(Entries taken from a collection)
━━━━━━━━━━━━━━━━━━━━
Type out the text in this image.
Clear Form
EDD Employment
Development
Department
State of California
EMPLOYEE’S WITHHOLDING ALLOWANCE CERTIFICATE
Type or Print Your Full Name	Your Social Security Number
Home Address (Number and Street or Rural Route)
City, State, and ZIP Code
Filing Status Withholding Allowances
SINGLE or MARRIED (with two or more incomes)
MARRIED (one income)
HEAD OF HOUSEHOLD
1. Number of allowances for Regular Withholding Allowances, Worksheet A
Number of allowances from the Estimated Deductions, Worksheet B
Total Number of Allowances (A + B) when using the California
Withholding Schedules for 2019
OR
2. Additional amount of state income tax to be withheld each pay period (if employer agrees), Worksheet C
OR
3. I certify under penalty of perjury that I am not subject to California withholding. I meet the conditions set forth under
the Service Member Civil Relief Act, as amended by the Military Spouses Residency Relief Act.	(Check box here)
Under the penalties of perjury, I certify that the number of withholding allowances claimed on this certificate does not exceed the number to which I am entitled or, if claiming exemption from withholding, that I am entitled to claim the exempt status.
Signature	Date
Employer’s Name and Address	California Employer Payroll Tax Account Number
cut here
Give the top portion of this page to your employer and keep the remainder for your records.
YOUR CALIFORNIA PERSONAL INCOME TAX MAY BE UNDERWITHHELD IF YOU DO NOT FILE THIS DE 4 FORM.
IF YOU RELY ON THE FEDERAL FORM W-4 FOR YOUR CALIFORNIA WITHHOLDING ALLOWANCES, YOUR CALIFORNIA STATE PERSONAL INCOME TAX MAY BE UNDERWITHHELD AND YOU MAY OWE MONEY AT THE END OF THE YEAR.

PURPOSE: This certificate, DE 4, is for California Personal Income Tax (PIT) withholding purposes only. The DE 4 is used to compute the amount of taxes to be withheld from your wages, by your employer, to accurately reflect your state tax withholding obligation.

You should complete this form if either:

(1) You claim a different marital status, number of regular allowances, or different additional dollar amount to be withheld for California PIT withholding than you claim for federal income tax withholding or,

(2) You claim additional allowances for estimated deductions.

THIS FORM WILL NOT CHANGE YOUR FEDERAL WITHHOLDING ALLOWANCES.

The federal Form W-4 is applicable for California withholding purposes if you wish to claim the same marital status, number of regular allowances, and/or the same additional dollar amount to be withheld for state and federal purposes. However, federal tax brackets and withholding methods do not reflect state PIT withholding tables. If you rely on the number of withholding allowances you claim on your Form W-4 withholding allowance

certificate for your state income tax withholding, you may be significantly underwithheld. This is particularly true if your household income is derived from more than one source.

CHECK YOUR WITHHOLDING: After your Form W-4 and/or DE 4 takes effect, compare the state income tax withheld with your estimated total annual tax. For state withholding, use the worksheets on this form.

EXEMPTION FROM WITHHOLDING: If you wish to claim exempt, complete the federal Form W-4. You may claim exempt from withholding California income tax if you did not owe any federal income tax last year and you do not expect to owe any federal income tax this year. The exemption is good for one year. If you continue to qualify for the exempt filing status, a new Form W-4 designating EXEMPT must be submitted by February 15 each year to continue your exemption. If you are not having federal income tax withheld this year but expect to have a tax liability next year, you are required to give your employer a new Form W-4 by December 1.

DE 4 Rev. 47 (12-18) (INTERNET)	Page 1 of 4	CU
━━━━━━━━━━━━━━━━━━━━
GOAL » Only lines with the string "here" belong in your answer; copy each one.

SOLUTION BELOW »
the Service Member Civil Relief Act, as amended by the Military Spouses Residency Relief Act.	(Check box here)
cut here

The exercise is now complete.